* Provided information:
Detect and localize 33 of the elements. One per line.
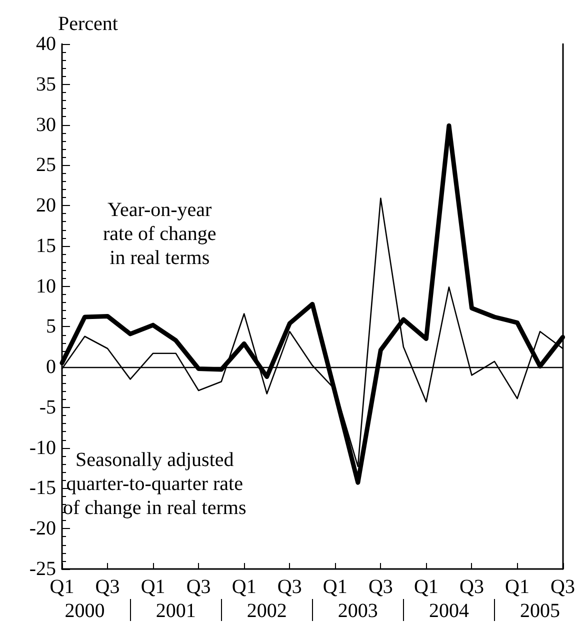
x-tick-label: Q1: [232, 576, 256, 598]
text: 2005: [520, 600, 560, 622]
y-axis-title: Percent: [58, 13, 118, 35]
annotation: Seasonally adjusted quarter-to-quarter rate of change in real terms: [62, 449, 246, 519]
y-tick-label: 20: [36, 194, 56, 217]
x-tick-label: Q3: [550, 576, 576, 598]
y-tick-label: 35: [36, 73, 56, 96]
y-tick-label: -10: [29, 436, 56, 459]
x-tick-label: Q3: [95, 576, 120, 598]
x-tick-label: Q1: [322, 576, 348, 598]
x-tick-label: Q1: [505, 576, 530, 598]
y-tick-label: 40: [36, 33, 56, 55]
text: 2000: [64, 600, 105, 622]
text: 2002: [246, 600, 287, 622]
x-tick-label: Q3: [277, 576, 302, 598]
y-tick-label: 5: [46, 316, 56, 338]
annotation: Year-on-year rate of change in real terms: [103, 199, 216, 269]
y-tick-label: 30: [36, 114, 56, 136]
text: 2003: [338, 600, 378, 622]
y-tick-label: 25: [36, 154, 56, 176]
y-tick-label: 0: [46, 356, 56, 378]
y-tick-label: -15: [29, 477, 56, 500]
x-tick-label: Q1: [414, 576, 438, 598]
x-tick-label: Q3: [368, 576, 393, 598]
text: 2004: [428, 600, 469, 622]
y-tick-label: -20: [29, 518, 56, 540]
x-tick-label: Q3: [460, 576, 484, 598]
y-tick-label: -5: [39, 396, 56, 418]
y-tick-label: 10: [36, 275, 56, 298]
y-tick-label: 15: [36, 234, 56, 257]
x-tick-label: Q1: [140, 576, 166, 598]
x-tick-label: Q3: [186, 576, 211, 598]
text: 2001: [156, 600, 196, 622]
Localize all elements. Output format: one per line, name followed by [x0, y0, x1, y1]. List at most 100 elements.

* Exercise prompt:
Copy every line of the items above word for word, omitting the pictures.

* Finished exercise:
Detect and localize 33 of the elements. One per line.
x-tick-label: Q1: [232, 576, 256, 598]
text: 2005: [520, 600, 560, 622]
y-axis-title: Percent: [58, 13, 118, 35]
annotation: Seasonally adjusted quarter-to-quarter rate of change in real terms: [62, 449, 246, 519]
y-tick-label: 20: [36, 194, 56, 217]
x-tick-label: Q3: [550, 576, 576, 598]
y-tick-label: 35: [36, 73, 56, 96]
y-tick-label: -10: [29, 436, 56, 459]
x-tick-label: Q3: [95, 576, 120, 598]
x-tick-label: Q1: [322, 576, 348, 598]
x-tick-label: Q1: [505, 576, 530, 598]
y-tick-label: 40: [36, 33, 56, 55]
text: 2000: [64, 600, 105, 622]
text: 2002: [246, 600, 287, 622]
x-tick-label: Q3: [277, 576, 302, 598]
y-tick-label: 5: [46, 316, 56, 338]
annotation: Year-on-year rate of change in real terms: [103, 199, 216, 269]
y-tick-label: 30: [36, 114, 56, 136]
text: 2003: [338, 600, 378, 622]
y-tick-label: 25: [36, 154, 56, 176]
y-tick-label: 0: [46, 356, 56, 378]
y-tick-label: -15: [29, 477, 56, 500]
x-tick-label: Q1: [414, 576, 438, 598]
x-tick-label: Q3: [368, 576, 393, 598]
text: 2004: [428, 600, 469, 622]
y-tick-label: -20: [29, 518, 56, 540]
x-tick-label: Q3: [460, 576, 484, 598]
y-tick-label: -5: [39, 396, 56, 418]
y-tick-label: 10: [36, 275, 56, 298]
y-tick-label: 15: [36, 234, 56, 257]
x-tick-label: Q1: [140, 576, 166, 598]
x-tick-label: Q3: [186, 576, 211, 598]
text: 2001: [156, 600, 196, 622]
Localize all elements. Output format: one per line, name followed by [x0, y0, x1, y1]. List at most 100 elements.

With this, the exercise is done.